Description of the task:
Switch every "statement-item" to "statement-entry" in the rows below, and leave everything else as it is.

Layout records
** Begin **
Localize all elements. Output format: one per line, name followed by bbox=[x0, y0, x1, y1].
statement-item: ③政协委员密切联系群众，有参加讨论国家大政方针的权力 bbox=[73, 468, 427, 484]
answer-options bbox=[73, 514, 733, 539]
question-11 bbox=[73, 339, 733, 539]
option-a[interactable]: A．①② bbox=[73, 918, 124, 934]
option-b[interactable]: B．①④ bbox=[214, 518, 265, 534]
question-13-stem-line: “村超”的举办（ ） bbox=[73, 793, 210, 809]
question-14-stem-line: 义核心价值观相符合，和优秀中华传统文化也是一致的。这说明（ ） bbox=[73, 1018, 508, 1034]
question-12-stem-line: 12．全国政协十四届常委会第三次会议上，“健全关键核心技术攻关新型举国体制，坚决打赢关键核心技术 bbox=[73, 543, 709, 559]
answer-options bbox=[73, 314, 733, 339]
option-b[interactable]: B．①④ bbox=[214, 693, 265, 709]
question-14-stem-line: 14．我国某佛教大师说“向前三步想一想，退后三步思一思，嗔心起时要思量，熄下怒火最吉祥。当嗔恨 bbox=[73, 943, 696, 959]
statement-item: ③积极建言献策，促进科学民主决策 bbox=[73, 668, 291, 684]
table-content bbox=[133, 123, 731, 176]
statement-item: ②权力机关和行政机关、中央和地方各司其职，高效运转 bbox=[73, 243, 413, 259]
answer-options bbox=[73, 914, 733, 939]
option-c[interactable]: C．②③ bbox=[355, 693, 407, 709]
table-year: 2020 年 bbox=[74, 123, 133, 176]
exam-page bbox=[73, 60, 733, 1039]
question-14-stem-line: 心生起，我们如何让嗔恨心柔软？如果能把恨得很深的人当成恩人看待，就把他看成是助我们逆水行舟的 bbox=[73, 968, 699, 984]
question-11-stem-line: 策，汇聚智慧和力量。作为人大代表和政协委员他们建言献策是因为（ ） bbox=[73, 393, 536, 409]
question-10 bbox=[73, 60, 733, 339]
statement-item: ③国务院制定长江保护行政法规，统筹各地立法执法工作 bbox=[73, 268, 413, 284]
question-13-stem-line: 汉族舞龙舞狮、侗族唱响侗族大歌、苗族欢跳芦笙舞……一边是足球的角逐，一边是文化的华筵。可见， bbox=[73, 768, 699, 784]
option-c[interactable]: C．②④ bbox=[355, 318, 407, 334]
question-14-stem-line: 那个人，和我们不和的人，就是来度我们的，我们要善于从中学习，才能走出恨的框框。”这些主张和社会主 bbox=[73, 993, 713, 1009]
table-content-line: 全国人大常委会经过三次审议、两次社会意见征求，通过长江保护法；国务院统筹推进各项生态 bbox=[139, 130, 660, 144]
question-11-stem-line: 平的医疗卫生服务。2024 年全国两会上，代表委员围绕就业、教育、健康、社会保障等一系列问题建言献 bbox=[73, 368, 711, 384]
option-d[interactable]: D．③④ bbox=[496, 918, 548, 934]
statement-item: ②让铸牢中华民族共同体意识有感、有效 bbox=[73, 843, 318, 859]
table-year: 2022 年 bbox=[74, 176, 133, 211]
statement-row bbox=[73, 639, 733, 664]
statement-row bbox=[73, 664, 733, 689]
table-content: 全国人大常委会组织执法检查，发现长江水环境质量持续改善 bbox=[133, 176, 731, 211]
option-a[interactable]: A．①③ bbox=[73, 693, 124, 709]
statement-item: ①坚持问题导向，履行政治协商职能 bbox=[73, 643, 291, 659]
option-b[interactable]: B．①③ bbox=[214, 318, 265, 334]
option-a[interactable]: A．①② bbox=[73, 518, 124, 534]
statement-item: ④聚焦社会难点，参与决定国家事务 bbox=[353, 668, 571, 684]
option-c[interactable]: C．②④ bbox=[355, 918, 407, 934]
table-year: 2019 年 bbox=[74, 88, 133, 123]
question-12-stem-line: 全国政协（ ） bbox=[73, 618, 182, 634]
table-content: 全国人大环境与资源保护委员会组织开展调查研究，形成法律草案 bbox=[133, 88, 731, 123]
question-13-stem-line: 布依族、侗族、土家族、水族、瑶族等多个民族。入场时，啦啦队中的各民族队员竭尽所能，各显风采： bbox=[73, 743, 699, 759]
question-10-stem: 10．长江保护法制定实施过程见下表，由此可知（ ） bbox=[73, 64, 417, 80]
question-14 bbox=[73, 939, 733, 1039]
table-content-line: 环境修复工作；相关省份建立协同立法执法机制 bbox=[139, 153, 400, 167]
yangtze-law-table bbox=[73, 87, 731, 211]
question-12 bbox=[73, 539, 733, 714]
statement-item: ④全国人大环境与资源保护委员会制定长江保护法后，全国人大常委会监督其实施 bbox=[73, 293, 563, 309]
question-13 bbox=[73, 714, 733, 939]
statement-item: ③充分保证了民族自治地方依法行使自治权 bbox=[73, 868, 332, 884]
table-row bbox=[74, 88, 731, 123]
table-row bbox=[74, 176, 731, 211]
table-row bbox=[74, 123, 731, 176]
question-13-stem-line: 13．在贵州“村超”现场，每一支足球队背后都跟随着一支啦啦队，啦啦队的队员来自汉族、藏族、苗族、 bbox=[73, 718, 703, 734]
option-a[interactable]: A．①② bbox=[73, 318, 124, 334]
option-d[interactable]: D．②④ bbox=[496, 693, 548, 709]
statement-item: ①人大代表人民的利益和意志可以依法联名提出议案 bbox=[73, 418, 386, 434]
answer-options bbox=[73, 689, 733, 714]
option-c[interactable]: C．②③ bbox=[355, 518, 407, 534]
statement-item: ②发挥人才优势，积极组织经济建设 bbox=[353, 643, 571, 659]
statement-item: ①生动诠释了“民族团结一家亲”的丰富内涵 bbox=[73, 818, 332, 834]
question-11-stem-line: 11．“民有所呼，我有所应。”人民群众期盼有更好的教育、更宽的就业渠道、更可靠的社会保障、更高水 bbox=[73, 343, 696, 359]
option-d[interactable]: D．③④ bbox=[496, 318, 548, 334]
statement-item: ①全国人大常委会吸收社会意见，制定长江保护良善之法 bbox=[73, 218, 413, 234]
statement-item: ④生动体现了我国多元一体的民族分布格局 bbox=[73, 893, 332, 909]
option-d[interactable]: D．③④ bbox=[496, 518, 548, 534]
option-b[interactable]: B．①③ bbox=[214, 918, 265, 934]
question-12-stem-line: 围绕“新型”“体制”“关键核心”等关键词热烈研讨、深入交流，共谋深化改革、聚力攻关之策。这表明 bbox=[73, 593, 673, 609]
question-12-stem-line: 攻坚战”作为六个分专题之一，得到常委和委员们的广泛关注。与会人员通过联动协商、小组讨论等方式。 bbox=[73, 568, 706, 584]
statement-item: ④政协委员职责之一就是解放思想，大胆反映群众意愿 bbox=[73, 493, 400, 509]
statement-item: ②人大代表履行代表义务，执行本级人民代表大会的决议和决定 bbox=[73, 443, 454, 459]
** End **
Correct answer:
Localize all elements. Output format: one per line, name followed by bbox=[x0, y0, x1, y1].
statement-entry: ③政协委员密切联系群众，有参加讨论国家大政方针的权力 bbox=[73, 468, 427, 484]
answer-options bbox=[73, 514, 733, 539]
question-11 bbox=[73, 339, 733, 539]
option-a[interactable]: A．①② bbox=[73, 918, 124, 934]
option-b[interactable]: B．①④ bbox=[214, 518, 265, 534]
question-13-stem-line: “村超”的举办（ ） bbox=[73, 793, 210, 809]
question-14-stem-line: 义核心价值观相符合，和优秀中华传统文化也是一致的。这说明（ ） bbox=[73, 1018, 508, 1034]
question-12-stem-line: 12．全国政协十四届常委会第三次会议上，“健全关键核心技术攻关新型举国体制，坚决打赢关键核心技术 bbox=[73, 543, 709, 559]
answer-options bbox=[73, 314, 733, 339]
option-b[interactable]: B．①④ bbox=[214, 693, 265, 709]
question-14-stem-line: 14．我国某佛教大师说“向前三步想一想，退后三步思一思，嗔心起时要思量，熄下怒火最吉祥。当嗔恨 bbox=[73, 943, 696, 959]
statement-entry: ③积极建言献策，促进科学民主决策 bbox=[73, 668, 291, 684]
table-content bbox=[133, 123, 731, 176]
statement-entry: ②权力机关和行政机关、中央和地方各司其职，高效运转 bbox=[73, 243, 413, 259]
answer-options bbox=[73, 914, 733, 939]
option-c[interactable]: C．②③ bbox=[355, 693, 407, 709]
table-year: 2020 年 bbox=[74, 123, 133, 176]
exam-page bbox=[73, 60, 733, 1039]
question-14-stem-line: 心生起，我们如何让嗔恨心柔软？如果能把恨得很深的人当成恩人看待，就把他看成是助我们逆水行舟的 bbox=[73, 968, 699, 984]
question-11-stem-line: 策，汇聚智慧和力量。作为人大代表和政协委员他们建言献策是因为（ ） bbox=[73, 393, 536, 409]
question-10 bbox=[73, 60, 733, 339]
statement-entry: ③国务院制定长江保护行政法规，统筹各地立法执法工作 bbox=[73, 268, 413, 284]
question-13-stem-line: 汉族舞龙舞狮、侗族唱响侗族大歌、苗族欢跳芦笙舞……一边是足球的角逐，一边是文化的华筵。可见， bbox=[73, 768, 699, 784]
option-c[interactable]: C．②④ bbox=[355, 318, 407, 334]
question-14-stem-line: 那个人，和我们不和的人，就是来度我们的，我们要善于从中学习，才能走出恨的框框。”这些主张和社会主 bbox=[73, 993, 713, 1009]
table-content-line: 全国人大常委会经过三次审议、两次社会意见征求，通过长江保护法；国务院统筹推进各项生态 bbox=[139, 130, 660, 144]
question-11-stem-line: 平的医疗卫生服务。2024 年全国两会上，代表委员围绕就业、教育、健康、社会保障等一系列问题建言献 bbox=[73, 368, 711, 384]
option-d[interactable]: D．③④ bbox=[496, 918, 548, 934]
statement-entry: ②让铸牢中华民族共同体意识有感、有效 bbox=[73, 843, 318, 859]
table-year: 2022 年 bbox=[74, 176, 133, 211]
statement-row bbox=[73, 639, 733, 664]
statement-row bbox=[73, 664, 733, 689]
table-content: 全国人大常委会组织执法检查，发现长江水环境质量持续改善 bbox=[133, 176, 731, 211]
option-a[interactable]: A．①③ bbox=[73, 693, 124, 709]
statement-entry: ①坚持问题导向，履行政治协商职能 bbox=[73, 643, 291, 659]
option-b[interactable]: B．①③ bbox=[214, 318, 265, 334]
option-a[interactable]: A．①② bbox=[73, 518, 124, 534]
statement-entry: ④聚焦社会难点，参与决定国家事务 bbox=[353, 668, 571, 684]
option-c[interactable]: C．②④ bbox=[355, 918, 407, 934]
table-year: 2019 年 bbox=[74, 88, 133, 123]
question-12-stem-line: 全国政协（ ） bbox=[73, 618, 182, 634]
table-content: 全国人大环境与资源保护委员会组织开展调查研究，形成法律草案 bbox=[133, 88, 731, 123]
question-13-stem-line: 布依族、侗族、土家族、水族、瑶族等多个民族。入场时，啦啦队中的各民族队员竭尽所能，各显风采： bbox=[73, 743, 699, 759]
question-10-stem: 10．长江保护法制定实施过程见下表，由此可知（ ） bbox=[73, 64, 417, 80]
question-14 bbox=[73, 939, 733, 1039]
table-content-line: 环境修复工作；相关省份建立协同立法执法机制 bbox=[139, 153, 400, 167]
yangtze-law-table bbox=[73, 87, 731, 211]
question-12 bbox=[73, 539, 733, 714]
statement-entry: ④全国人大环境与资源保护委员会制定长江保护法后，全国人大常委会监督其实施 bbox=[73, 293, 563, 309]
question-13 bbox=[73, 714, 733, 939]
statement-entry: ③充分保证了民族自治地方依法行使自治权 bbox=[73, 868, 332, 884]
table-row bbox=[74, 88, 731, 123]
table-row bbox=[74, 176, 731, 211]
table-row bbox=[74, 123, 731, 176]
question-13-stem-line: 13．在贵州“村超”现场，每一支足球队背后都跟随着一支啦啦队，啦啦队的队员来自汉族、藏族、苗族、 bbox=[73, 718, 703, 734]
option-a[interactable]: A．①② bbox=[73, 318, 124, 334]
option-d[interactable]: D．②④ bbox=[496, 693, 548, 709]
statement-entry: ①人大代表人民的利益和意志可以依法联名提出议案 bbox=[73, 418, 386, 434]
answer-options bbox=[73, 689, 733, 714]
option-c[interactable]: C．②③ bbox=[355, 518, 407, 534]
statement-entry: ②发挥人才优势，积极组织经济建设 bbox=[353, 643, 571, 659]
statement-entry: ①生动诠释了“民族团结一家亲”的丰富内涵 bbox=[73, 818, 332, 834]
question-11-stem-line: 11．“民有所呼，我有所应。”人民群众期盼有更好的教育、更宽的就业渠道、更可靠的社会保障、更高水 bbox=[73, 343, 696, 359]
option-d[interactable]: D．③④ bbox=[496, 318, 548, 334]
statement-entry: ①全国人大常委会吸收社会意见，制定长江保护良善之法 bbox=[73, 218, 413, 234]
statement-entry: ④生动体现了我国多元一体的民族分布格局 bbox=[73, 893, 332, 909]
option-d[interactable]: D．③④ bbox=[496, 518, 548, 534]
option-b[interactable]: B．①③ bbox=[214, 918, 265, 934]
question-12-stem-line: 围绕“新型”“体制”“关键核心”等关键词热烈研讨、深入交流，共谋深化改革、聚力攻关之策。这表明 bbox=[73, 593, 673, 609]
question-12-stem-line: 攻坚战”作为六个分专题之一，得到常委和委员们的广泛关注。与会人员通过联动协商、小组讨论等方式。 bbox=[73, 568, 706, 584]
statement-entry: ④政协委员职责之一就是解放思想，大胆反映群众意愿 bbox=[73, 493, 400, 509]
statement-entry: ②人大代表履行代表义务，执行本级人民代表大会的决议和决定 bbox=[73, 443, 454, 459]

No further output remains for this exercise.